* [What is asked]:
Gather all lines in the data that hold the string "Vegas".
+++ Dataset content
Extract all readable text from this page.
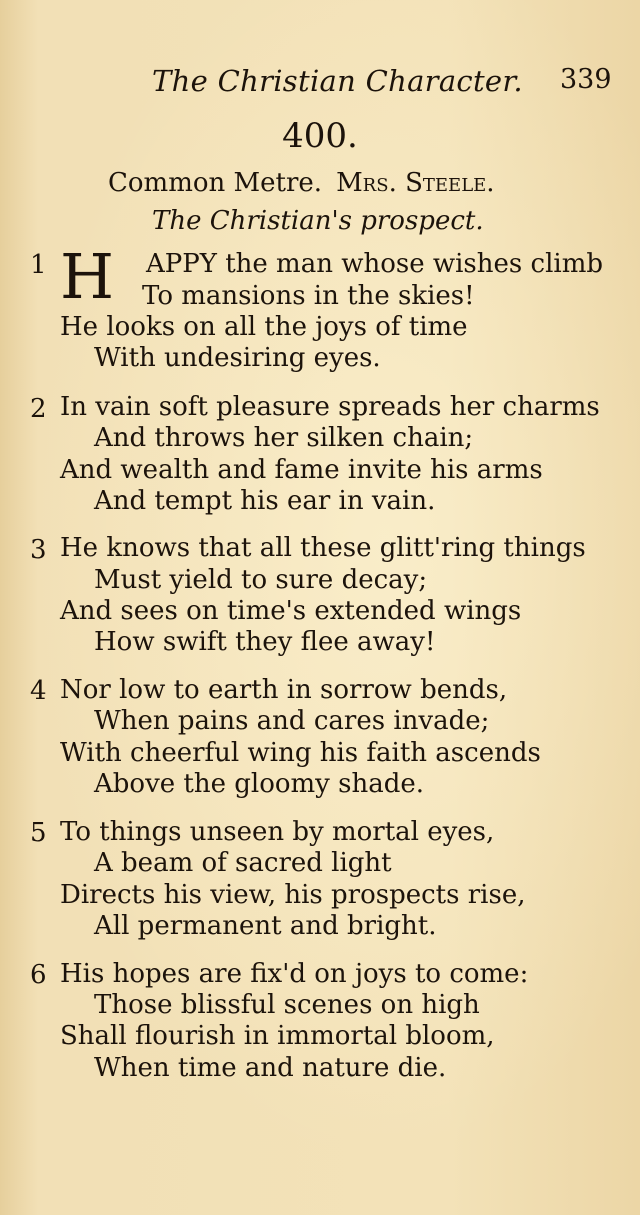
The Christian Character. 339
400.
Common Metre. Mrs. Steele.
The Christian's prospect.
1 H APPY the man whose wishes climb
To mansions in the skies!
He looks on all the joys of time
With undesiring eyes.
2 In vain soft pleasure spreads her charms
And throws her silken chain;
And wealth and fame invite his arms
And tempt his ear in vain.
3 He knows that all these glitt'ring things
Must yield to sure decay;
And sees on time's extended wings
How swift they flee away!
4 Nor low to earth in sorrow bends,
When pains and cares invade;
With cheerful wing his faith ascends
Above the gloomy shade.
5 To things unseen by mortal eyes,
A beam of sacred light
Directs his view, his prospects rise,
All permanent and bright.
6 His hopes are fix'd on joys to come:
Those blissful scenes on high
Shall flourish in immortal bloom,
When time and nature die.
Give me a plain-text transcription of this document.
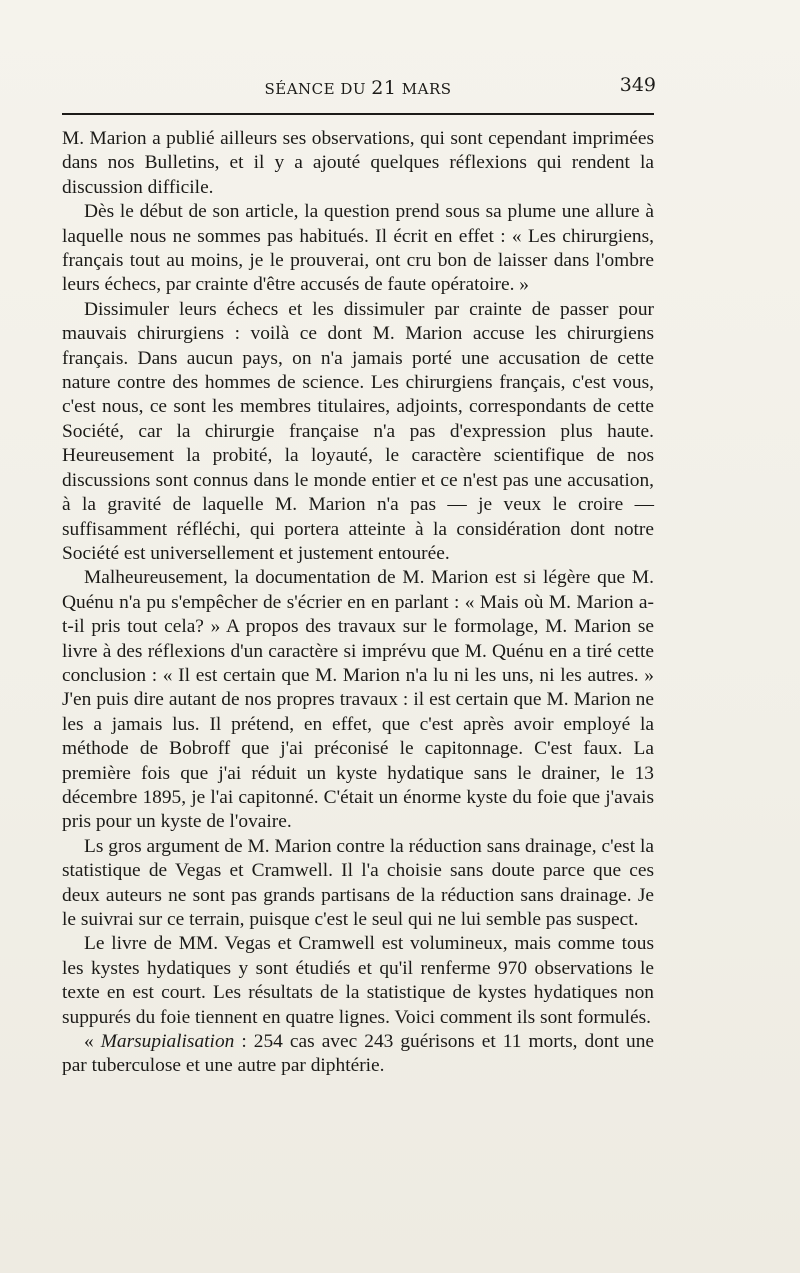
SÉANCE DU 21 MARS	349

M. Marion a publié ailleurs ses observations, qui sont cependant imprimées dans nos Bulletins, et il y a ajouté quelques réflexions qui rendent la discussion difficile.

Dès le début de son article, la question prend sous sa plume une allure à laquelle nous ne sommes pas habitués. Il écrit en effet : « Les chirurgiens, français tout au moins, je le prouverai, ont cru bon de laisser dans l'ombre leurs échecs, par crainte d'être accusés de faute opératoire. »

Dissimuler leurs échecs et les dissimuler par crainte de passer pour mauvais chirurgiens : voilà ce dont M. Marion accuse les chirurgiens français. Dans aucun pays, on n'a jamais porté une accusation de cette nature contre des hommes de science. Les chirurgiens français, c'est vous, c'est nous, ce sont les membres titulaires, adjoints, correspondants de cette Société, car la chirurgie française n'a pas d'expression plus haute. Heureusement la probité, la loyauté, le caractère scientifique de nos discussions sont connus dans le monde entier et ce n'est pas une accusation, à la gravité de laquelle M. Marion n'a pas — je veux le croire — suffisamment réfléchi, qui portera atteinte à la considération dont notre Société est universellement et justement entourée.

Malheureusement, la documentation de M. Marion est si légère que M. Quénu n'a pu s'empêcher de s'écrier en en parlant : « Mais où M. Marion a-t-il pris tout cela? » A propos des travaux sur le formolage, M. Marion se livre à des réflexions d'un caractère si imprévu que M. Quénu en a tiré cette conclusion : « Il est certain que M. Marion n'a lu ni les uns, ni les autres. » J'en puis dire autant de nos propres travaux : il est certain que M. Marion ne les a jamais lus. Il prétend, en effet, que c'est après avoir employé la méthode de Bobroff que j'ai préconisé le capitonnage. C'est faux. La première fois que j'ai réduit un kyste hydatique sans le drainer, le 13 décembre 1895, je l'ai capitonné. C'était un énorme kyste du foie que j'avais pris pour un kyste de l'ovaire.

Ls gros argument de M. Marion contre la réduction sans drainage, c'est la statistique de Vegas et Cramwell. Il l'a choisie sans doute parce que ces deux auteurs ne sont pas grands partisans de la réduction sans drainage. Je le suivrai sur ce terrain, puisque c'est le seul qui ne lui semble pas suspect.

Le livre de MM. Vegas et Cramwell est volumineux, mais comme tous les kystes hydatiques y sont étudiés et qu'il renferme 970 observations le texte en est court. Les résultats de la statistique de kystes hydatiques non suppurés du foie tiennent en quatre lignes. Voici comment ils sont formulés.

« Marsupialisation : 254 cas avec 243 guérisons et 11 morts, dont une par tuberculose et une autre par diphtérie.
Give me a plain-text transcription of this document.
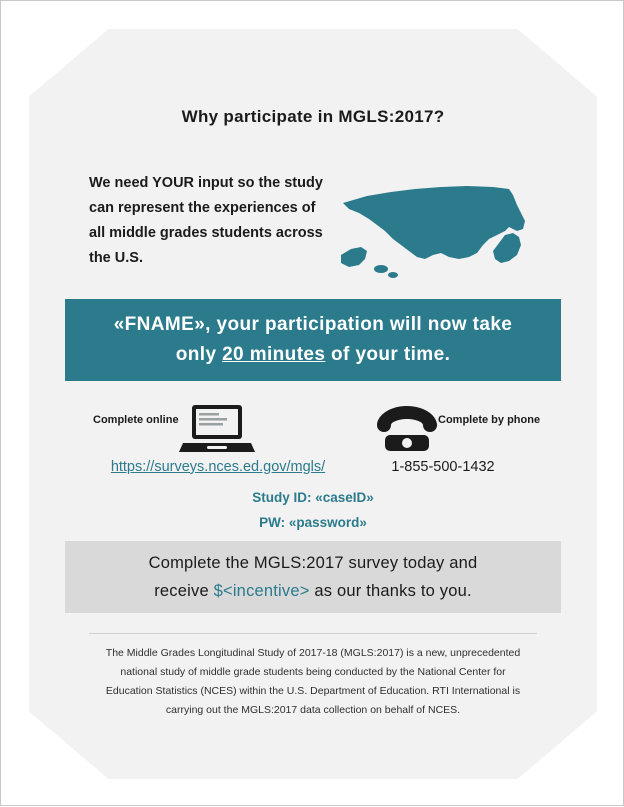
Why participate in MGLS:2017?
We need YOUR input so the study can represent the experiences of all middle grades students across the U.S.
«FNAME», your participation will now take
only 20 minutes of your time.
Complete online	Complete by phone
https://surveys.nces.ed.gov/mgls/	1-855-500-1432
Study ID: «caseID»
PW: «password»
Complete the MGLS:2017 survey today and
receive $<incentive> as our thanks to you.
The Middle Grades Longitudinal Study of 2017-18 (MGLS:2017) is a new, unprecedented national study of middle grade students being conducted by the National Center for Education Statistics (NCES) within the U.S. Department of Education. RTI International is carrying out the MGLS:2017 data collection on behalf of NCES.
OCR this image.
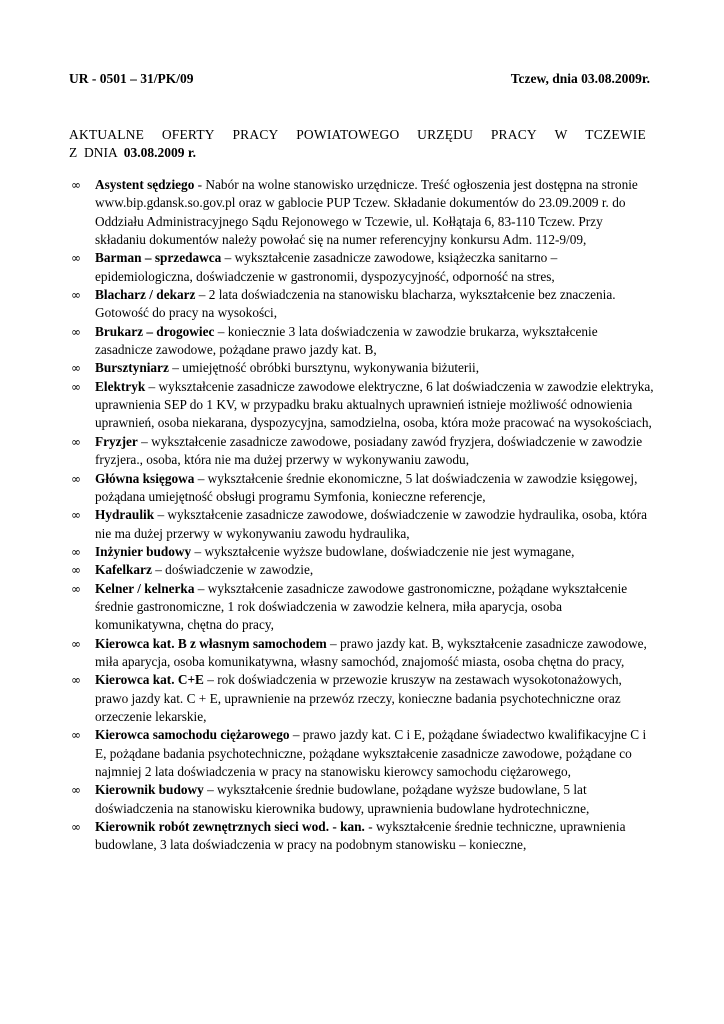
UR - 0501 – 31/PK/09	Tczew, dnia 03.08.2009r.
AKTUALNE OFERTY PRACY POWIATOWEGO URZĘDU PRACY W TCZEWIE
Z  DNIA  03.08.2009 r.
∞ Asystent sędziego - Nabór na wolne stanowisko urzędnicze. Treść ogłoszenia jest dostępna na stronie www.bip.gdansk.so.gov.pl oraz w gablocie PUP Tczew. Składanie dokumentów do 23.09.2009 r. do Oddziału Administracyjnego Sądu Rejonowego w Tczewie, ul. Kołłątaja 6, 83-110 Tczew. Przy składaniu dokumentów należy powołać się na numer referencyjny konkursu Adm. 112-9/09,
∞ Barman – sprzedawca – wykształcenie zasadnicze zawodowe, książeczka sanitarno – epidemiologiczna, doświadczenie w gastronomii, dyspozycyjność, odporność na stres,
∞ Blacharz / dekarz – 2 lata doświadczenia na stanowisku blacharza, wykształcenie bez znaczenia. Gotowość do pracy na wysokości,
∞ Brukarz – drogowiec – koniecznie 3 lata doświadczenia w zawodzie brukarza, wykształcenie zasadnicze zawodowe, pożądane prawo jazdy kat. B,
∞ Bursztyniarz – umiejętność obróbki bursztynu, wykonywania biżuterii,
∞ Elektryk – wykształcenie zasadnicze zawodowe elektryczne, 6 lat doświadczenia w zawodzie elektryka, uprawnienia SEP do 1 KV, w przypadku braku aktualnych uprawnień istnieje możliwość odnowienia uprawnień, osoba niekarana, dyspozycyjna, samodzielna, osoba, która może pracować na wysokościach,
∞ Fryzjer – wykształcenie zasadnicze zawodowe, posiadany zawód fryzjera, doświadczenie w zawodzie fryzjera., osoba, która nie ma dużej przerwy w wykonywaniu zawodu,
∞ Główna księgowa – wykształcenie średnie ekonomiczne, 5 lat doświadczenia w zawodzie księgowej, pożądana umiejętność obsługi programu Symfonia, konieczne referencje,
∞ Hydraulik – wykształcenie zasadnicze zawodowe, doświadczenie w zawodzie hydraulika, osoba, która nie ma dużej przerwy w wykonywaniu zawodu hydraulika,
∞ Inżynier budowy – wykształcenie wyższe budowlane, doświadczenie nie jest wymagane,
∞ Kafelkarz – doświadczenie w zawodzie,
∞ Kelner / kelnerka – wykształcenie zasadnicze zawodowe gastronomiczne, pożądane wykształcenie średnie gastronomiczne, 1 rok doświadczenia w zawodzie kelnera, miła aparycja, osoba komunikatywna, chętna do pracy,
∞ Kierowca kat. B z własnym samochodem – prawo jazdy kat. B, wykształcenie zasadnicze zawodowe, miła aparycja, osoba komunikatywna, własny samochód, znajomość miasta, osoba chętna do pracy,
∞ Kierowca kat. C+E – rok doświadczenia w przewozie kruszyw na zestawach wysokotonażowych, prawo jazdy kat. C + E, uprawnienie na przewóz rzeczy, konieczne badania psychotechniczne oraz orzeczenie lekarskie,
∞ Kierowca samochodu ciężarowego – prawo jazdy kat. C i E, pożądane świadectwo kwalifikacyjne C i E, pożądane badania psychotechniczne, pożądane wykształcenie zasadnicze zawodowe, pożądane co najmniej 2 lata doświadczenia w pracy na stanowisku kierowcy samochodu ciężarowego,
∞ Kierownik budowy – wykształcenie średnie budowlane, pożądane wyższe budowlane, 5 lat doświadczenia na stanowisku kierownika budowy, uprawnienia budowlane hydrotechniczne,
∞ Kierownik robót zewnętrznych sieci wod. - kan. - wykształcenie średnie techniczne, uprawnienia budowlane, 3 lata doświadczenia w pracy na podobnym stanowisku – konieczne,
++++++
* [The reply]:
Ls gros argument de M. Marion contre la réduction sans drainage, c'est la statistique de Vegas et Cramwell. Il l'a choisie sans doute parce que ces deux auteurs ne sont pas grands partisans de la réduction sans drainage. Je le suivrai sur ce terrain, puisque c'est le seul qui ne lui semble pas suspect.
Le livre de MM. Vegas et Cramwell est volumineux, mais comme tous les kystes hydatiques y sont étudiés et qu'il renferme 970 observations le texte en est court. Les résultats de la statistique de kystes hydatiques non suppurés du foie tiennent en quatre lignes. Voici comment ils sont formulés.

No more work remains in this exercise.